▶ [EXERCISE PROMPT]
Reply with one number: the count of lines in the listing that contain the string "close".

▶ [EXTRACTED MATERIAL]
[start]

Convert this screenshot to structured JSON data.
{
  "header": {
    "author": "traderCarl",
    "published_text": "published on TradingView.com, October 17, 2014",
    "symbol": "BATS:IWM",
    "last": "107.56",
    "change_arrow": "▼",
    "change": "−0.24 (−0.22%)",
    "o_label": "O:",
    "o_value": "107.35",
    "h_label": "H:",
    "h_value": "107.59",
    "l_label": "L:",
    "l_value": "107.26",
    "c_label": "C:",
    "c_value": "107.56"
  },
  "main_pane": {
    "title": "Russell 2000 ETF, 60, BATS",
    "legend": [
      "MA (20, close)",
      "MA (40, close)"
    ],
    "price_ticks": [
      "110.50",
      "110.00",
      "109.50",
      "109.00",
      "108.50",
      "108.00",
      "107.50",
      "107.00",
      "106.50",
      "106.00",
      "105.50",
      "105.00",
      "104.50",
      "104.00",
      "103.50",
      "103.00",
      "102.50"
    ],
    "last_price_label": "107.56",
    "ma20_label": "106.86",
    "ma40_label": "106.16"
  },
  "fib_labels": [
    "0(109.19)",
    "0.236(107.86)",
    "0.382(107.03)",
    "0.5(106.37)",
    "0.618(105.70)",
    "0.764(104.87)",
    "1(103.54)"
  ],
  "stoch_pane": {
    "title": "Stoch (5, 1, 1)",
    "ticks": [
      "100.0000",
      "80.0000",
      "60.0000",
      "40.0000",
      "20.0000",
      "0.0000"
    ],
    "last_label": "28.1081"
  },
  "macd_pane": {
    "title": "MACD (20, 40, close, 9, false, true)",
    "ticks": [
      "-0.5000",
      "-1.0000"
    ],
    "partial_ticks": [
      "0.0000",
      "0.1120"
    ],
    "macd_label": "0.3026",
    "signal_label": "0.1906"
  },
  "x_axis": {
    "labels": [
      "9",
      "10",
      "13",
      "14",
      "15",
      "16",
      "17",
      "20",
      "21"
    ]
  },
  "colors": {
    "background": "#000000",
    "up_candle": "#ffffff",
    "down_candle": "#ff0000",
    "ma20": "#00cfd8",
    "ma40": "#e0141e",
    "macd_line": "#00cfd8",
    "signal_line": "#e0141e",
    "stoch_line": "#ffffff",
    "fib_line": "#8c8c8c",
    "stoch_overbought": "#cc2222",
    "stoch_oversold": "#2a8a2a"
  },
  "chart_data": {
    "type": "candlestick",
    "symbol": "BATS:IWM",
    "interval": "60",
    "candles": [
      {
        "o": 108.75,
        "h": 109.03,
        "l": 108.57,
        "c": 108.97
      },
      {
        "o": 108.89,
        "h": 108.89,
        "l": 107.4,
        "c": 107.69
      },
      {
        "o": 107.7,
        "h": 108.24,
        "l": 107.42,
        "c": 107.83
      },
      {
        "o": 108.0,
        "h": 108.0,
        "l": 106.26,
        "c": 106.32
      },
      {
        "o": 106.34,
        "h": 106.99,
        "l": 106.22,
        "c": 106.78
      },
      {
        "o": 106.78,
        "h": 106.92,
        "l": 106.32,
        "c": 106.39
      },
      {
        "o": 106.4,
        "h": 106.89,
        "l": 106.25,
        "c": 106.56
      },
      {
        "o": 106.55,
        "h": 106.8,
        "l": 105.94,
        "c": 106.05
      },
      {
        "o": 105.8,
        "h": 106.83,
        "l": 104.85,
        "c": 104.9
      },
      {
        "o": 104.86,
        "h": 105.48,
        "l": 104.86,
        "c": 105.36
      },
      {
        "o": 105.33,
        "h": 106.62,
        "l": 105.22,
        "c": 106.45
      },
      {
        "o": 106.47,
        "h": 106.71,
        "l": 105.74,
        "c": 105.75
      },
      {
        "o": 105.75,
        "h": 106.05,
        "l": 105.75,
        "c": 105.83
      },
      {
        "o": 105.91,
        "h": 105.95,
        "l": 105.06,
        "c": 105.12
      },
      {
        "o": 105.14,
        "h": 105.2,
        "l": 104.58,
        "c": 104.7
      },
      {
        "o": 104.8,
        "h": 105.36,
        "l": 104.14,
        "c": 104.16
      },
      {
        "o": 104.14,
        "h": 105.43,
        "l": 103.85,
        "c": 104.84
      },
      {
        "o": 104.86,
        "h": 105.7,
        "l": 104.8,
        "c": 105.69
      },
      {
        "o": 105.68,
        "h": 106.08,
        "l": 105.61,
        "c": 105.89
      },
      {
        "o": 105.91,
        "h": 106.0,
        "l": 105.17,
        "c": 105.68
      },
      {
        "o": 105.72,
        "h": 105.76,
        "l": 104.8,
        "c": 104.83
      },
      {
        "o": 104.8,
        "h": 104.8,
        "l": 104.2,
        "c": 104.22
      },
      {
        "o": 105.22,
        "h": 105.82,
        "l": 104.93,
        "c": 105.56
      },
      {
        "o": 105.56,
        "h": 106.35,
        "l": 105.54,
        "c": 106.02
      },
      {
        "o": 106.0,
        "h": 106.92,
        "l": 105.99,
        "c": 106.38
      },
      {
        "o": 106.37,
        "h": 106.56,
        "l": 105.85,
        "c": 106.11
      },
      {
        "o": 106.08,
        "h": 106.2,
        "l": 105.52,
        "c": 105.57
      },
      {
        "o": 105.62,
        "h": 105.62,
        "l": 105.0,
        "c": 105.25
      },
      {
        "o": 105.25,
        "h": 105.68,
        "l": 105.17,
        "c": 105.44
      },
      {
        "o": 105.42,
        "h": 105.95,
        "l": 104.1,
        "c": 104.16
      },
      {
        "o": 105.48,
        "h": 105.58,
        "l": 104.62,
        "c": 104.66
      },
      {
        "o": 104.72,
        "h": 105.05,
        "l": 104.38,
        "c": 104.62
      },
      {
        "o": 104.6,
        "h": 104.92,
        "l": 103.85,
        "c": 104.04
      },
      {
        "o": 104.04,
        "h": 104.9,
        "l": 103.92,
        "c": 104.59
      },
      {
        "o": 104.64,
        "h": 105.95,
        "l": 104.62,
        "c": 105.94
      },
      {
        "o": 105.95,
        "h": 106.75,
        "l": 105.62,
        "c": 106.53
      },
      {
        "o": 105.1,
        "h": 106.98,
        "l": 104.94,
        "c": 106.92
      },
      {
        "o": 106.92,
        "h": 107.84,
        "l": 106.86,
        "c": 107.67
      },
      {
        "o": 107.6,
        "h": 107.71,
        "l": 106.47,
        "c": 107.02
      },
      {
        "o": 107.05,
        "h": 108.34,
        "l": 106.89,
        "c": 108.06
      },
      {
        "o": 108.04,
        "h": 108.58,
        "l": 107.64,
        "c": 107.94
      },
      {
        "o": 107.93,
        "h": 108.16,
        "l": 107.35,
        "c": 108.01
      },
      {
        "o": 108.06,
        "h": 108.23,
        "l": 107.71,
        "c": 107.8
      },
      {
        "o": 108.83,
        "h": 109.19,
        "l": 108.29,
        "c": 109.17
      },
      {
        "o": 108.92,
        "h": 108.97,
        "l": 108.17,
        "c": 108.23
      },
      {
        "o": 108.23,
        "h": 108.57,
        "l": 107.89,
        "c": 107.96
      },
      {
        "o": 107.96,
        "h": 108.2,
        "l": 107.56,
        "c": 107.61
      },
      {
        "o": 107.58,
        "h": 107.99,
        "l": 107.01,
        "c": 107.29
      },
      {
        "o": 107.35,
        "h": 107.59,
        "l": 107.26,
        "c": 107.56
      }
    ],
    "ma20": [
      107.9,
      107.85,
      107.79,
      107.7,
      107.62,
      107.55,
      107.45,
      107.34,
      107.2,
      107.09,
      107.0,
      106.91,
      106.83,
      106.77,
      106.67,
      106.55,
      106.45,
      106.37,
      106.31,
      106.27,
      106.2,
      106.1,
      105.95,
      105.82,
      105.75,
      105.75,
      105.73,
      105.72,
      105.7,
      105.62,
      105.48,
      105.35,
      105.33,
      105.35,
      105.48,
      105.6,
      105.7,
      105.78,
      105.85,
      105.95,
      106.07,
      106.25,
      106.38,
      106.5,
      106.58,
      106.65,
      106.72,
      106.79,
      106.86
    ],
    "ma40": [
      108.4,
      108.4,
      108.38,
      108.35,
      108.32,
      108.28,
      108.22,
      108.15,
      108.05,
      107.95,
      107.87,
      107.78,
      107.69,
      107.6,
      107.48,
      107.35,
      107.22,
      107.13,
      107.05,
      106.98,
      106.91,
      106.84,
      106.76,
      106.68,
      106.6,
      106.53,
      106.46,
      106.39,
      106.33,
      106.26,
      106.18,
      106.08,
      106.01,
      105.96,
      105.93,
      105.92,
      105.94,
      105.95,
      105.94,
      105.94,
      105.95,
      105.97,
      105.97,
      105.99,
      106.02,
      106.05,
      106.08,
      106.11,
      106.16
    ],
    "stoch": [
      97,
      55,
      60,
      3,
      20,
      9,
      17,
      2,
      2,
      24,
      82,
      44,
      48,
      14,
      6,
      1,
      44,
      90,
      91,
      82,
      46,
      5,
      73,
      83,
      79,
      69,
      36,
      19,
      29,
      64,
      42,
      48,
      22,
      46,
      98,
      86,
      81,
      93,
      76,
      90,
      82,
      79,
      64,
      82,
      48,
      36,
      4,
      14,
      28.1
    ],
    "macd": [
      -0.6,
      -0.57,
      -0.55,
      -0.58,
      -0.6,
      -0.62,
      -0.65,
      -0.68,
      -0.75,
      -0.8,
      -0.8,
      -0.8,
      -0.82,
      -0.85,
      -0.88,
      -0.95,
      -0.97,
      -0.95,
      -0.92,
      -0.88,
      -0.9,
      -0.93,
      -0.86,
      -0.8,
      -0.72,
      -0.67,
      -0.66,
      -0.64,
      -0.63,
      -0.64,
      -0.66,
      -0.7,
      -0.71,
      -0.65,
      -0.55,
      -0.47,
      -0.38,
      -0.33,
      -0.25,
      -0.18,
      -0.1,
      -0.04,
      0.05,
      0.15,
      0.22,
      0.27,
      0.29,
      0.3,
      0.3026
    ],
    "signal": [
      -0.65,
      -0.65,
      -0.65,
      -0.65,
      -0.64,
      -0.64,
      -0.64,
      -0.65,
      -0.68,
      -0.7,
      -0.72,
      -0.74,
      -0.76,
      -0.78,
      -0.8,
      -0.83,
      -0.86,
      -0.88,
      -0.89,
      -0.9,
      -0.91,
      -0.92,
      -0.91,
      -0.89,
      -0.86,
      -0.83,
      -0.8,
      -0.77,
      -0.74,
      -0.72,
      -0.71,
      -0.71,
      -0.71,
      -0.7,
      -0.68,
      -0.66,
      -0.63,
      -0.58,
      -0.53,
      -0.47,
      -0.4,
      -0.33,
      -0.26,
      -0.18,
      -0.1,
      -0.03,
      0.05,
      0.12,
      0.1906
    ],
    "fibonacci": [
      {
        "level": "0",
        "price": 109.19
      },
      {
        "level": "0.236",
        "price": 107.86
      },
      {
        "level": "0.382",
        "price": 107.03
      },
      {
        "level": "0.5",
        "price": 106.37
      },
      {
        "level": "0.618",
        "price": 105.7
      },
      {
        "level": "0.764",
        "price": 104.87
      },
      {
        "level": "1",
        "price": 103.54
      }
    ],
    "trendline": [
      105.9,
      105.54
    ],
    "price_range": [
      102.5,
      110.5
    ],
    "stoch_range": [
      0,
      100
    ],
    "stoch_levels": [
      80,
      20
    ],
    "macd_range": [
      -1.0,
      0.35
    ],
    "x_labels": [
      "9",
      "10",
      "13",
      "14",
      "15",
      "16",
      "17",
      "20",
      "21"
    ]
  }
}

[end]

▶ [SOLUTION FOR THIS PROBLEM]
3